Records from a data collection:
Begin

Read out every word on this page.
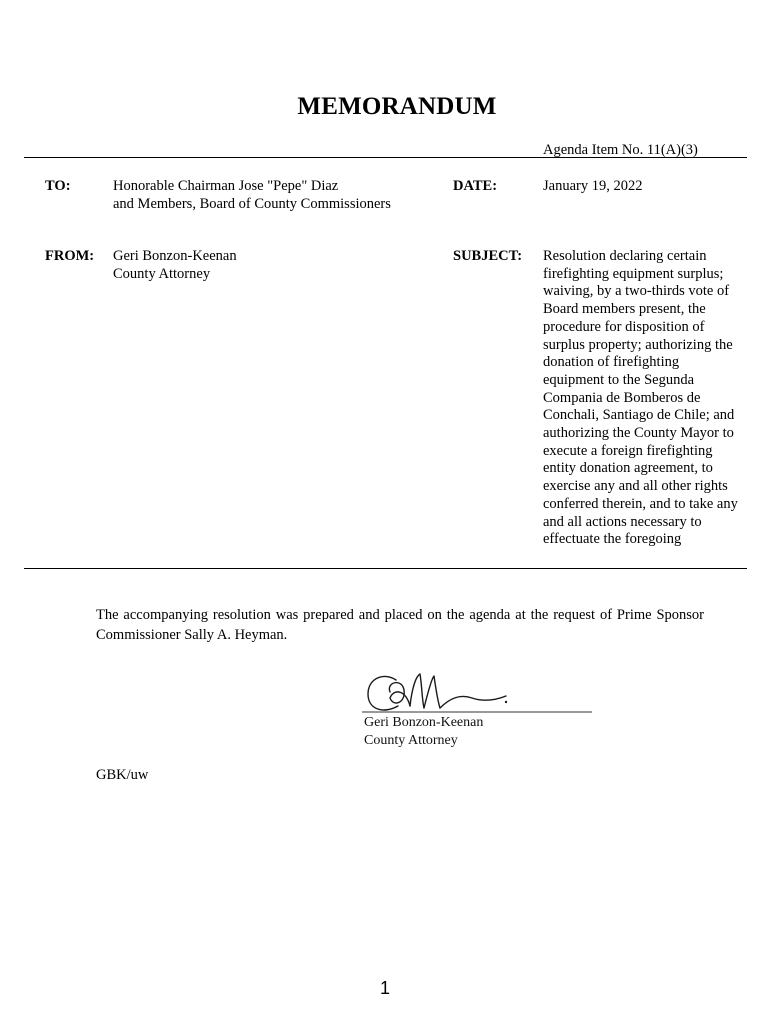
MEMORANDUM
Agenda Item No. 11(A)(3)
TO:	Honorable Chairman Jose "Pepe" Diaz
and Members, Board of County Commissioners
DATE:	January 19, 2022
FROM: Geri Bonzon-Keenan
County Attorney
SUBJECT: Resolution declaring certain
firefighting equipment surplus;
waiving, by a two-thirds vote of
Board members present, the
procedure for disposition of
surplus property; authorizing the
donation of firefighting
equipment to the Segunda
Compania de Bomberos de
Conchali, Santiago de Chile; and
authorizing the County Mayor to
execute a foreign firefighting
entity donation agreement, to
exercise any and all other rights
conferred therein, and to take any
and all actions necessary to
effectuate the foregoing
The accompanying resolution was prepared and placed on the agenda at the request of Prime Sponsor Commissioner Sally A. Heyman.
Geri Bonzon-Keenan
County Attorney
GBK/uw
1
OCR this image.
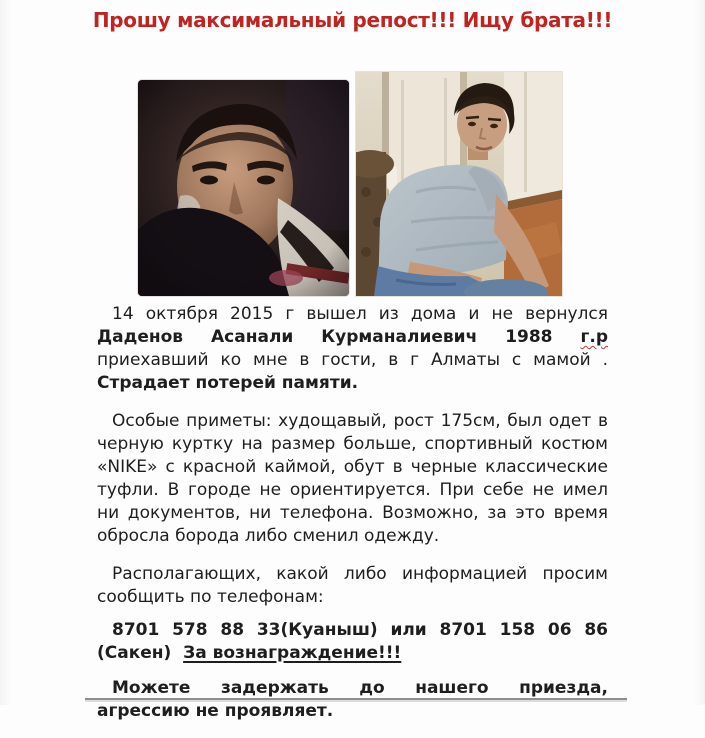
Прошу максимальный репост!!! Ищу брата!!!

14 октября 2015 г вышел из дома и не вернулся Даденов Асанали Курманалиевич 1988 г.р приехавший ко мне в гости, в г Алматы с мамой . Страдает потерей памяти.

Особые приметы: худощавый, рост 175см, был одет в черную куртку на размер больше, спортивный костюм «NIKE» с красной каймой, обут в черные классические туфли. В городе не ориентируется. При себе не имел ни документов, ни телефона. Возможно, за это время обросла борода либо сменил одежду.

Располагающих, какой либо информацией просим сообщить по телефонам:

8701 578 88 33(Куаныш) или 8701 158 06 86 (Сакен)  За вознаграждение!!!

Можете задержать до нашего приезда, агрессию не проявляет.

End

■ **THE TASK**: Set each line of the records down exactly, leaving every picture out.

■ **RESULT OF THE TASK**:
Read out every word on this page.
MEMORANDUM
Agenda Item No. 11(A)(3)
TO:	Honorable Chairman Jose "Pepe" Diaz
and Members, Board of County Commissioners
DATE:	January 19, 2022
FROM: Geri Bonzon-Keenan
County Attorney
SUBJECT: Resolution declaring certain
firefighting equipment surplus;
waiving, by a two-thirds vote of
Board members present, the
procedure for disposition of
surplus property; authorizing the
donation of firefighting
equipment to the Segunda
Compania de Bomberos de
Conchali, Santiago de Chile; and
authorizing the County Mayor to
execute a foreign firefighting
entity donation agreement, to
exercise any and all other rights
conferred therein, and to take any
and all actions necessary to
effectuate the foregoing
The accompanying resolution was prepared and placed on the agenda at the request of Prime Sponsor Commissioner Sally A. Heyman.
Geri Bonzon-Keenan
County Attorney
GBK/uw
1
OCR this image.
Прошу максимальный репост!!! Ищу брата!!!

14 октября 2015 г вышел из дома и не вернулся Даденов Асанали Курманалиевич 1988 г.р приехавший ко мне в гости, в г Алматы с мамой . Страдает потерей памяти.

Особые приметы: худощавый, рост 175см, был одет в черную куртку на размер больше, спортивный костюм «NIKE» с красной каймой, обут в черные классические туфли. В городе не ориентируется. При себе не имел ни документов, ни телефона. Возможно, за это время обросла борода либо сменил одежду.

Располагающих, какой либо информацией просим сообщить по телефонам:

8701 578 88 33(Куаныш) или 8701 158 06 86 (Сакен)  За вознаграждение!!!

Можете задержать до нашего приезда, агрессию не проявляет.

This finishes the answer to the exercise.